§ **TEXTE FOURNI**

--*--

La Science Fiction russe moderne n'est pas sortie de rien. Durant l'époque soviétique, étant le seul genre de l'Imaginaire autorisé, il était plébiscité par les lecteurs, les tirages étaient énormes, mais comme on le sait, les contraintes sur la liberté thématique des auteurs aussi. Pas de guerre, ou alors montrée hors de l'utopie communiste, pas de sexe, pas de langage populaire. Avec la dislocation du bloc soviétique, les choses ont changé du tout au tout. Déjà, peu auparavant, avec la libéralisation du secteur de l'édition décidée par Gorbatchev, le milieu des éditeurs et des fans fut pris d'une frénésie de publications de romans anglo-saxons, faites le plus souvent en dépit du bon sens: traductions bâclées, tirages faits sur du papier de très mauvaise qualité. Qui plus est, bon nombre de ces éditions étaient piratées: on ne s'embarrassait alors pas de la question des droits d'auteurs. Autre exemple emblématique de la période, l'un des auteurs de Fantasy les plus populaires de nos jours, Nik Peroumov, s'est fait connaître avec des suites alors non officielles qu'il a données au Seigneur des Anneaux.

--*--

§ **DONNÉES**
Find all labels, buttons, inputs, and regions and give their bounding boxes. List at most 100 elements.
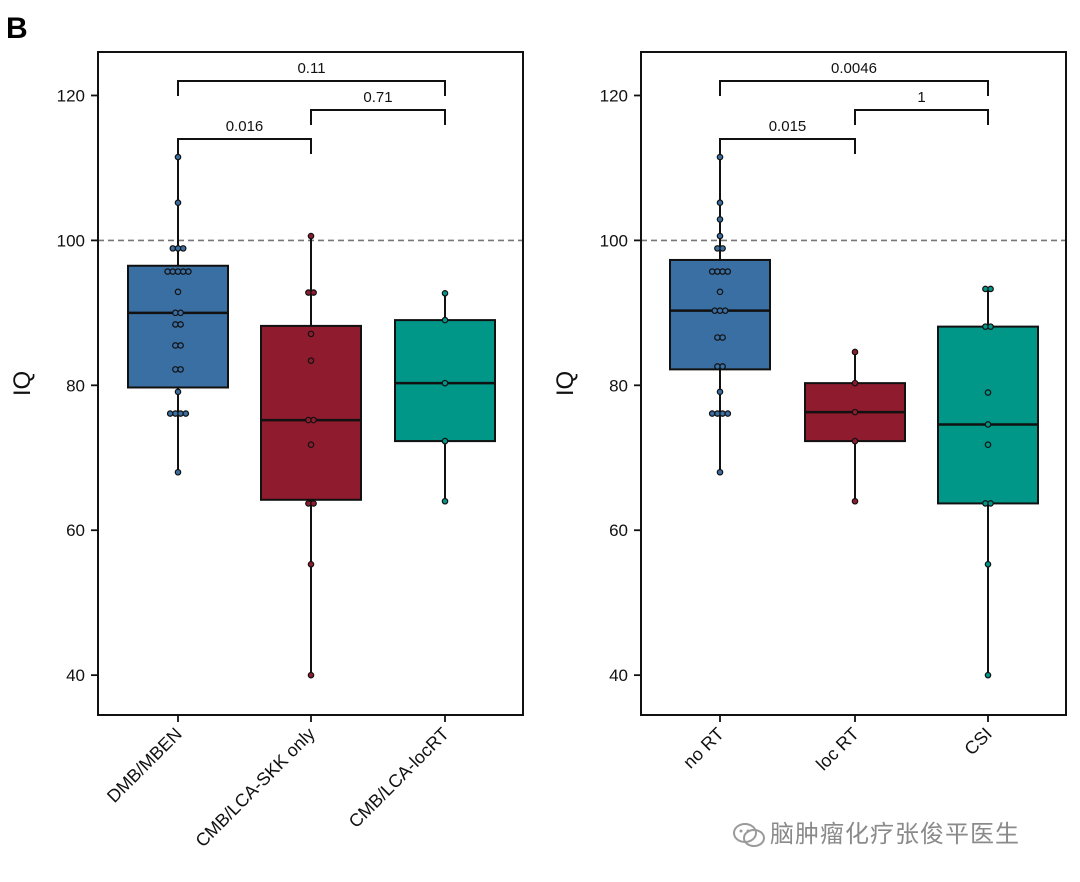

--*--

§ **TRAVAIL À FAIRE**
Répondez brièvement à ces questions sur le texte fourni consacré à la science-fiction russe.
(a) Quel genre était le seul genre de l'Imaginaire autorisé à l'époque soviétique ?
(b) Quels deux défauts des publications de romans anglo-saxons le texte mentionne-t-il ?
(c) Grâce à quoi Nik Peroumov s'est-il fait connaître ?

§ **RÉPONSE ATTENDUE**
(a) La science-fiction.
(b) Des traductions bâclées et des tirages sur du papier de très mauvaise qualité.
(c) Grâce à des suites alors non officielles qu'il a données au Seigneur des Anneaux.